* **GIVEN REQUEST**:
Report every line in the records below that contains the string "annotation", copying each such line in full.

* **WORKING DATA**:
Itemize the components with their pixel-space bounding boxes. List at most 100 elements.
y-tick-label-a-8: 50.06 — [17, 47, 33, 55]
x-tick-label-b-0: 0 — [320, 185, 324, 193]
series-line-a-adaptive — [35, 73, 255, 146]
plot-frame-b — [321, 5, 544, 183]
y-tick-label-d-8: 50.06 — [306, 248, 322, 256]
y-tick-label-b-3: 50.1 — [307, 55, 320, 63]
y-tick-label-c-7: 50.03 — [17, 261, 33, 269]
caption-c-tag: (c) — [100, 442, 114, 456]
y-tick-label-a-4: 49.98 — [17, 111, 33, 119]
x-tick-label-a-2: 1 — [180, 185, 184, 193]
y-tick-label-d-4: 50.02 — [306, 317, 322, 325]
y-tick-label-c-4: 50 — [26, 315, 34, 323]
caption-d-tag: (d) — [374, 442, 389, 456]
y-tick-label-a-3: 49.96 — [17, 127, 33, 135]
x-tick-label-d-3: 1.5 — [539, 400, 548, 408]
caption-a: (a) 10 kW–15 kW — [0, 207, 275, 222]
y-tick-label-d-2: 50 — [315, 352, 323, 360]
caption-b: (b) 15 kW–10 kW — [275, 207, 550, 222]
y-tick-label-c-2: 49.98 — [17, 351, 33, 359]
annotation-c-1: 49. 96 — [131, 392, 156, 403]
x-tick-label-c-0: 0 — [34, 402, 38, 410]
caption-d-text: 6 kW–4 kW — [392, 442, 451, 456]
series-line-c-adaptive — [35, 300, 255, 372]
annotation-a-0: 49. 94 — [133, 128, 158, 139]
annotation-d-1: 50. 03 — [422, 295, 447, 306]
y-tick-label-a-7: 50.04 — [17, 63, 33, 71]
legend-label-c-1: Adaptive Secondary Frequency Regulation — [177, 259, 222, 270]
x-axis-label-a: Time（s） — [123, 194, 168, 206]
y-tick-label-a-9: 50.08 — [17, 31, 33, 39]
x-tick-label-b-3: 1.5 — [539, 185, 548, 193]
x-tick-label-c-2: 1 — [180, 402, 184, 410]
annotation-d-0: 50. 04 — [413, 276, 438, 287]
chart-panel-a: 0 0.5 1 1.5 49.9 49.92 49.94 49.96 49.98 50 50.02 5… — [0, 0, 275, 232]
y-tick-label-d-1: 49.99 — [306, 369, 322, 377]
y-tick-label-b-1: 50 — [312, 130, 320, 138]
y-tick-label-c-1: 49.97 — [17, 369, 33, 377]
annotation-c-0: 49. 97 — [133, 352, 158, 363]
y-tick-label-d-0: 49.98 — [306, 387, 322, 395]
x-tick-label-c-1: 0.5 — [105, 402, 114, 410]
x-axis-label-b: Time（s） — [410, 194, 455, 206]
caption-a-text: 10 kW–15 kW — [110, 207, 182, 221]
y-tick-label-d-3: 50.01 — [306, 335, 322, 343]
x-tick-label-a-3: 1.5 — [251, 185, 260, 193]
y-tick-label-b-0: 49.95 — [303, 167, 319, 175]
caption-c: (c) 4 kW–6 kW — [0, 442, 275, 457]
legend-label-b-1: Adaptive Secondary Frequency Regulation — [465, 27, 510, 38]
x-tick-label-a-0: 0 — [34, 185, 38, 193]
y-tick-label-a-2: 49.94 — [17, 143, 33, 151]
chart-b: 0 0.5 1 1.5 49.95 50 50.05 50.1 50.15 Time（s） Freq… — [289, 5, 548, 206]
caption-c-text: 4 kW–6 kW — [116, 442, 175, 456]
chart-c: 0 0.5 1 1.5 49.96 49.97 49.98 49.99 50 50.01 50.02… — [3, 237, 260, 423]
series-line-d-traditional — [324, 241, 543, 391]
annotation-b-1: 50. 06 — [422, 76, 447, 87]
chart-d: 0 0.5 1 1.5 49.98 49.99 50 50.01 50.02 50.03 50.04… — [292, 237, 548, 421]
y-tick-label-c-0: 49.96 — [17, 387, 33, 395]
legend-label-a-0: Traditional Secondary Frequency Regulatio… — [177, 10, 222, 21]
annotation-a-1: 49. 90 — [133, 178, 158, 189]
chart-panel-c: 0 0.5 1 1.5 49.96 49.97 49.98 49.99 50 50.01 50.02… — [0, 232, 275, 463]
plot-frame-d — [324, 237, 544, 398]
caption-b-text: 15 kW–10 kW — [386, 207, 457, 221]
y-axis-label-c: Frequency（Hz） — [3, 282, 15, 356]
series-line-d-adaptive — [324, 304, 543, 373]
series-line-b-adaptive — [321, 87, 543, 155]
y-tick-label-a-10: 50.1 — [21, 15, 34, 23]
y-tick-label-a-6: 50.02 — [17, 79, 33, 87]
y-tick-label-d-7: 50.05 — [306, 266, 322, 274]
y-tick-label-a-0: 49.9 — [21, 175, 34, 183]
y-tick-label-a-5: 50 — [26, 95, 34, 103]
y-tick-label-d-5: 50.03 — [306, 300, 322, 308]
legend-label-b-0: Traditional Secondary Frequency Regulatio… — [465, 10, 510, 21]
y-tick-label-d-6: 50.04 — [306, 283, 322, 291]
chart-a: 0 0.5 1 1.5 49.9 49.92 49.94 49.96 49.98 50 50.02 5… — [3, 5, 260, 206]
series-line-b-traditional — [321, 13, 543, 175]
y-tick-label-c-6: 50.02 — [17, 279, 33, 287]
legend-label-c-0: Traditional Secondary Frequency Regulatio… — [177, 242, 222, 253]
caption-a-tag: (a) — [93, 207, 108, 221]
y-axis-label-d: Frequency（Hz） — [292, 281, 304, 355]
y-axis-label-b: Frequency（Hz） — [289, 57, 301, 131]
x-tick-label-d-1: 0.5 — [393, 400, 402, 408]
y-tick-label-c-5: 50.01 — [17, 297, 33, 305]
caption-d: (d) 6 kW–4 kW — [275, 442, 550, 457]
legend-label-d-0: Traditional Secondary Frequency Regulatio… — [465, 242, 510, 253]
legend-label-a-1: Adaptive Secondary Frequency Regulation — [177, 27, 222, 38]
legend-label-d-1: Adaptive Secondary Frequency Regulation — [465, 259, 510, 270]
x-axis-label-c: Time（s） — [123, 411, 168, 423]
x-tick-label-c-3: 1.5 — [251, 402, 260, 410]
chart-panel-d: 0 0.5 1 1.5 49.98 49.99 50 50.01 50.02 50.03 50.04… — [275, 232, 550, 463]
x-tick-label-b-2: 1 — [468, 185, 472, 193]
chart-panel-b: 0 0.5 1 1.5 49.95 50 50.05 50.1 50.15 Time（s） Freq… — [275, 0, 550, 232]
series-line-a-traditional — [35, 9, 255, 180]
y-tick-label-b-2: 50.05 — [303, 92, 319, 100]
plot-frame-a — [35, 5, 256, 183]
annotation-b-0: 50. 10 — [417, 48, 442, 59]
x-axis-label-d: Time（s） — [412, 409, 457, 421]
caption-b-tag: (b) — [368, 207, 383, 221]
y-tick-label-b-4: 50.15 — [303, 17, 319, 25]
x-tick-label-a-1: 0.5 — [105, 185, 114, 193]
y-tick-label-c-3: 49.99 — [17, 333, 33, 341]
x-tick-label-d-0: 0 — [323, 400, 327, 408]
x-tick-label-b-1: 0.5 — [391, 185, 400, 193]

* **TASK SOLUTION**:
annotation-c-1: 49. 96 — [131, 392, 156, 403]
annotation-a-0: 49. 94 — [133, 128, 158, 139]
annotation-d-1: 50. 03 — [422, 295, 447, 306]
annotation-d-0: 50. 04 — [413, 276, 438, 287]
annotation-c-0: 49. 97 — [133, 352, 158, 363]
annotation-b-1: 50. 06 — [422, 76, 447, 87]
annotation-a-1: 49. 90 — [133, 178, 158, 189]
annotation-b-0: 50. 10 — [417, 48, 442, 59]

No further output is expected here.